- Document text:
3
votes

Two points I want to mention.

First Point. I noticed a strange behavior, most probably a bug. I configured a new clean instance of Magento (no other module, so from scratch) and an empty database. I created 3 categories below the root one. And 3 products, one in each category. Something like:

Cat 1
+ Prod 1
Cat 2
+ Prod 2
Cat 3
+ Prod 3

If I change the order of the category so "Cat 3" is before "Cat 2" like this:

Cat 1
+ Prod 1
Cat 3
+ Prod 3
Cat 2
+ Prod 2

I just need to drag and drop "Cat 3" above "cat 2" from the category management screen. So the "order" number of cat2 and cat3 are actually exchanged.

BUT the url index process reindexes ALL products of ALL categories (URL REWRITE index)! I analyzed the SQL log, and it actually does an INSERT with every single product in the database. I see insert in core_url_rewrite for "Prod 1", "Prod 2" and "Prod 3".

This is a bug, because "Cat 3" keeps the same parent category, so: 1) there is no need to rewrite products within "Cat 3" (the product name didn 't change, the category name didn't change!!) 2) there is no need to rewrite products linked to other categories

Actually, by doing a select, I can see that the rows of the core_url_rewrite table are the same (for sure as no name changed! and no association between products and any categories above the products changed!)

Here is one SQL query that I see out of the log file wen I move the category:

        SQL: INSERT INTO `core_url_rewrite` (`store_id`,`category_id`,`product_id`,`id_path`,`request_path`,`target_path`,`is_system`) VALUES (?, ?, ?, ?, ?, ?, ?) ON DUPLICATE KEY UPDATE store_id = VALUES(`store_id`), category_id = VALUES(`category_id`), product_id = VALUES(`product_id`), id_path = VALUES(`id_path`), request_path = VALUES(`request_path`), target_path = VALUES(`target_path`), is_system = VALUES(`is_system`)
BIND: array (
  0 => '1',
  1 => NULL,
  2 => '4',
  3 => 'product/4',
  4 => 'testun.html',
  5 => 'catalog/product/view/id/4',
  6 => 1,
)
AFF: 0
TIME: 0.0005

Actually, the worse thing is, it does an insert of a row that already exist, so it actually does not insert anything. The insert failed (you can see "AFF: 0" meaning nothing has been inserted) It is a waste of time to process each product for nothing, and try to insert something that might be already there!!

Second points I found another bug/strange behavior. If I have 2 products with the same name (it can happen), then the url key is the same (by default). BTW url key is also the same by default when you duplicate a product to create a new one.

- Items:
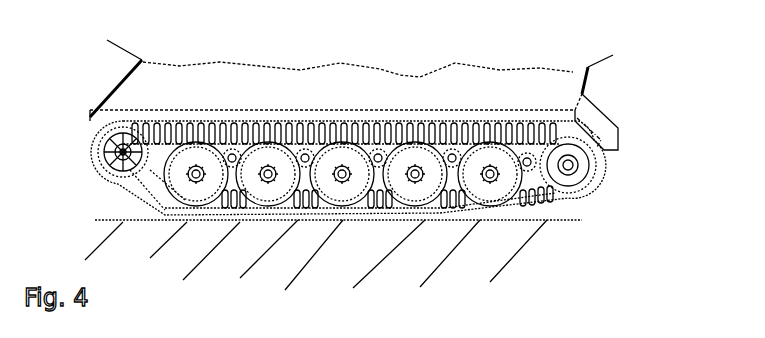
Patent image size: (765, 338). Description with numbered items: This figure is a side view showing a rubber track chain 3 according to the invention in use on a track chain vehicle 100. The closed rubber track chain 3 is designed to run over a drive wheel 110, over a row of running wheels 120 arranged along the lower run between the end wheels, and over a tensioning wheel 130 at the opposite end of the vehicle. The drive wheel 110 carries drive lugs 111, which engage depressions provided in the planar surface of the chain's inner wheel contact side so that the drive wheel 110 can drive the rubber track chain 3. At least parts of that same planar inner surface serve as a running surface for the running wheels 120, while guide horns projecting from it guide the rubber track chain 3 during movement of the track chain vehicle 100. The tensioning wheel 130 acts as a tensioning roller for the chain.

The rubber track chain 3 is at (203, 122).
The track chain vehicle 100 is at (380, 86).
The drive wheel 110 is at (98, 167).
The drive lugs 111 is at (153, 208).
The running wheels 120 is at (467, 196).
The tensioning wheel 130 is at (596, 189).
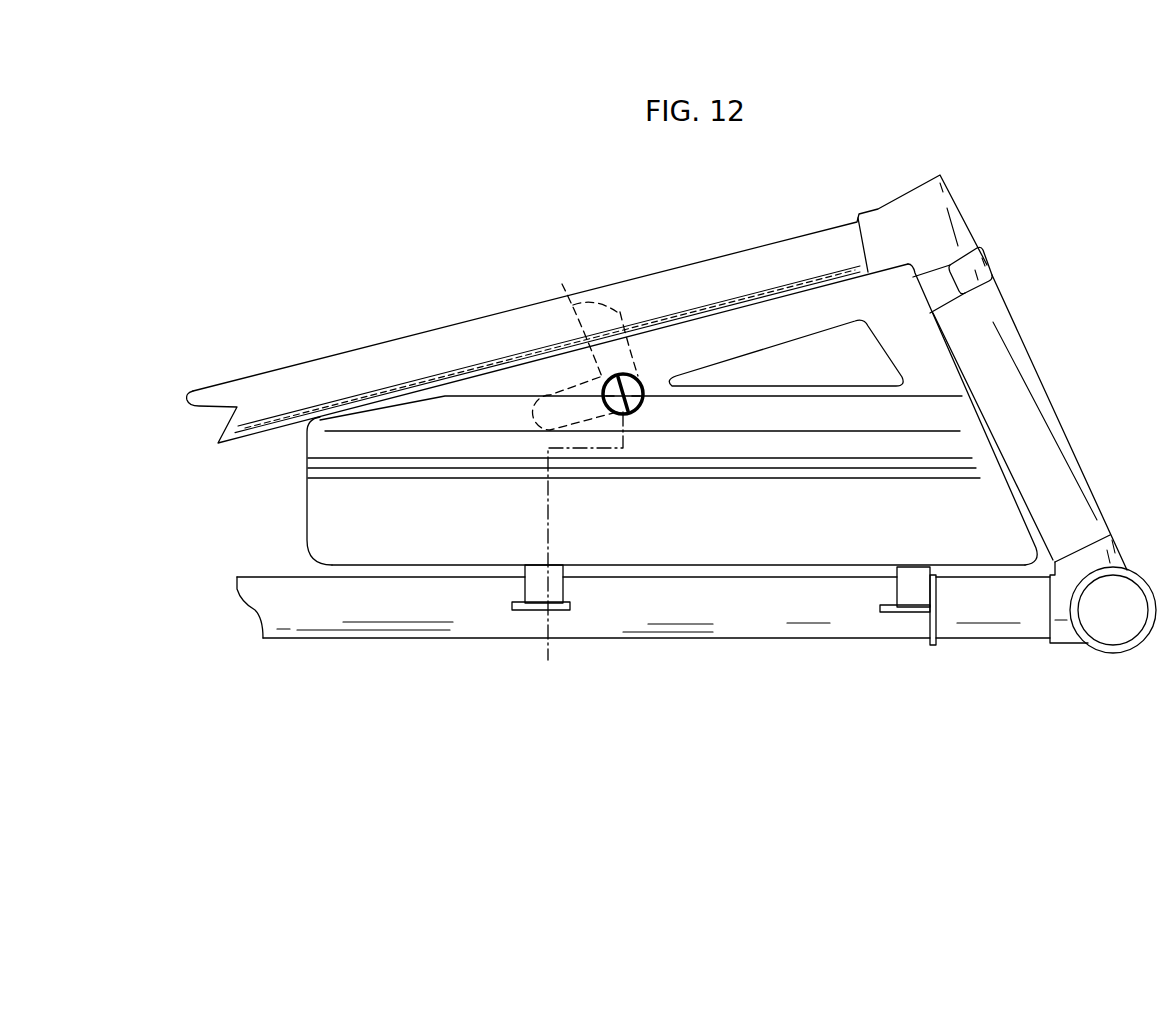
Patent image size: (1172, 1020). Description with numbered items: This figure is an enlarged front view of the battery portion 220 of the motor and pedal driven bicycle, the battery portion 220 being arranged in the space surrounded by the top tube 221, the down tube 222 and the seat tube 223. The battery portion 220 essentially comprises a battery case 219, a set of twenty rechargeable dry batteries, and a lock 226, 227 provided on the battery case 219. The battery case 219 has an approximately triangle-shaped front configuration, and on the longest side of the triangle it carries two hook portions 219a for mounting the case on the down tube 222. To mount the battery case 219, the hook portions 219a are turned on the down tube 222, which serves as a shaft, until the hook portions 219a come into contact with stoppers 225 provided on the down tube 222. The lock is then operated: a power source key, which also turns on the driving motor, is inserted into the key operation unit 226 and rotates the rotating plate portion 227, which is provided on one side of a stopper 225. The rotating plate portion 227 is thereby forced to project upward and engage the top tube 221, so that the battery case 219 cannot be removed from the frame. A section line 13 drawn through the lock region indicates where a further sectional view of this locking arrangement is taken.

The section line 13- 13 is at (625, 376).
The battery case 219 is at (740, 556).
The hook portion 219a is at (563, 590).
The battery portion 220 is at (288, 497).
The top tube 221 is at (422, 334).
The down tube 222 is at (483, 640).
The seat tube 223 is at (1053, 412).
The stopper 225 is at (557, 608).
The key operation unit 226 is at (640, 378).
The rotating plate portion 227 is at (580, 343).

- Tasks to perform:
A. Rewrite the records from their first line through the line containing "The running wheels 120 is at (467, 196).", replacing "side view" with "lateral view" and changing nothing else. Omit the pictures from your answer.
B. Continue the forum post about Magento URL rewrite reindexing from the point where it stops.

- Answers to the problems:
A.
Patent image size: (765, 338). Description with numbered items: This figure is a lateral view showing a rubber track chain 3 according to the invention in use on a track chain vehicle 100. The closed rubber track chain 3 is designed to run over a drive wheel 110, over a row of running wheels 120 arranged along the lower run between the end wheels, and over a tensioning wheel 130 at the opposite end of the vehicle. The drive wheel 110 carries drive lugs 111, which engage depressions provided in the planar surface of the chain's inner wheel contact side so that the drive wheel 110 can drive the rubber track chain 3. At least parts of that same planar inner surface serve as a running surface for the running wheels 120, while guide horns projecting from it guide the rubber track chain 3 during movement of the track chain vehicle 100. The tensioning wheel 130 acts as a tensioning roller for the chain.

The rubber track chain 3 is at (203, 122).
The track chain vehicle 100 is at (380, 86).
The drive wheel 110 is at (98, 167).
The drive lugs 111 is at (153, 208).
The running wheels 120 is at (467, 196).

B.
So The reindex process becomes crazy. eg, 2 products with the name "camera" will have the url rewrting like this:

camera-1.html
camera-2.html

I'm ok with this. BUT, if now I reindex everything, it becomes crazy. it will change the url rewriting of those products (even if I didn't change anything related to those products). it will update the 2 products like this:

UPDATE camera-1.html  => camera-3.html 
UPDATE camera-2.html  => camera-4.html 

and insert redirection if the setting is enabled (so previous links are not lost), somethign like

INSERT camera-1.html , camera-3.html ,RP
INSERT camera-2.html , camera-4.html , RP

RP options is about permanent redirect.

So 2 useless updates and 2 useless Insert for nothing. If I reindex again, I wait the end, and reindex immediately, then Magento does 4 updates, 4 inserts etc. Why?? No change at all with any data between the reindex :-)

If you have 5 000 products with the same name (like I have), then it's 10 000 updates and 10 000 (real) insert for nothing... Size of core_url_rewrite increase again and again on a daily basis. Suration is extremely high Note: I have a good reason to have 5 000 products with exactly the same name :-) Whatever my reason this looks strange.

Have you already checked this? Quite easy to check with a fresh installation of magento and log files enabled.

Last thing is, why do we need the core_url_rewrite table? This is one of the main cause of performance issue with magento!

4 lines of php code+htaccess url rewrite would do exactly the same job, no need of a DB Table for this (except for custom url rewrite or CMS page). one method to generate dynamically the url of a product (based on name and category if needed) and one to generate the url of a category. then htaccess to redirect. you just need a keyword in the url to know whether it is a link to a product or a category, and its ID. something like:

my-cat/camera-112-p.html

htacces URL rewrite detects it's a link to a product (because of -p.htm), it gets the product id out of the url (112) and redirect the user accordingly. having the product ID might looks ugly or an issue with SEO, but I don't think so (not as bad as you can read). And it has to be balanced with the big benefit: 1) no huge table anymore 2) no need to reindex this table (this takes hours, like 8 hours, with a lot of magento website). This process can cause a lot of timeout issue, locking etc.

at least this should be possible through an option (or a module). Note also that you don't even need to care about permanent redirection, since the content (text) within the link does not matter! Just the ID matters.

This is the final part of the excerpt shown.